#### TASK:
Copy out every line in which the string "말하기와" occurs.

[Stored entries]
════

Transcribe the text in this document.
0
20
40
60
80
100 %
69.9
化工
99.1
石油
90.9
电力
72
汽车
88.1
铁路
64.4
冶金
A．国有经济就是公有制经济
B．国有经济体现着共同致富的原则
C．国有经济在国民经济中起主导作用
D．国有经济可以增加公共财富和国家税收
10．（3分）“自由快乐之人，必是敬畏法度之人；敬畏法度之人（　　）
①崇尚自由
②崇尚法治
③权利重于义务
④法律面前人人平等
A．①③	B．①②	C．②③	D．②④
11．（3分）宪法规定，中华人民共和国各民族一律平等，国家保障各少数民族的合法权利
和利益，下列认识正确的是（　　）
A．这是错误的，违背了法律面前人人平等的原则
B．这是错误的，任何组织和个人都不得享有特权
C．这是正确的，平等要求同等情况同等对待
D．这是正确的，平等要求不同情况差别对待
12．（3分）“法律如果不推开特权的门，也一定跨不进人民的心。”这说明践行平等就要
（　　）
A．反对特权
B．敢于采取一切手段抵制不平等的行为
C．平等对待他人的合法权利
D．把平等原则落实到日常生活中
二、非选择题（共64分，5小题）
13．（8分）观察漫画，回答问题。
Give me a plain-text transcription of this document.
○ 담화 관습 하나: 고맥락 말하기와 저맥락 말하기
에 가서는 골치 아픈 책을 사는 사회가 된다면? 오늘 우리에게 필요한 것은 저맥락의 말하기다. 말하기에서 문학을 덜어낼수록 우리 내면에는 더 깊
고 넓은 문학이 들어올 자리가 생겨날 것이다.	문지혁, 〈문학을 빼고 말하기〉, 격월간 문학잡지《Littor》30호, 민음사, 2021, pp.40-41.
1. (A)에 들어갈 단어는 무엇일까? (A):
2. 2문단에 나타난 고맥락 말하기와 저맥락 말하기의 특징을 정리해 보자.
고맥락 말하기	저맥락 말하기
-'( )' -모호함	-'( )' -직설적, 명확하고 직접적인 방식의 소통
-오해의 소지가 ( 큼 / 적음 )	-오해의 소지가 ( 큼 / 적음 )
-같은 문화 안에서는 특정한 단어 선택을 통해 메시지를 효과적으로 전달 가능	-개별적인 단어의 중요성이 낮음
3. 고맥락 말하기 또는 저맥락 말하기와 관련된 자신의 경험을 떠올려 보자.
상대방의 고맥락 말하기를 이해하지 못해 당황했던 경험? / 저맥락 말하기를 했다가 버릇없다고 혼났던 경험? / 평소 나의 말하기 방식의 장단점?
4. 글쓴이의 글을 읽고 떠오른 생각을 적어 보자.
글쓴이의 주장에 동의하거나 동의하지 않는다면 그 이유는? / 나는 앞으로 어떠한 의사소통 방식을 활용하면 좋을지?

════

#### RIGHT ANSWER:
○ 담화 관습 하나: 고맥락 말하기와 저맥락 말하기
2. 2문단에 나타난 고맥락 말하기와 저맥락 말하기의 특징을 정리해 보자.
3. 고맥락 말하기 또는 저맥락 말하기와 관련된 자신의 경험을 떠올려 보자.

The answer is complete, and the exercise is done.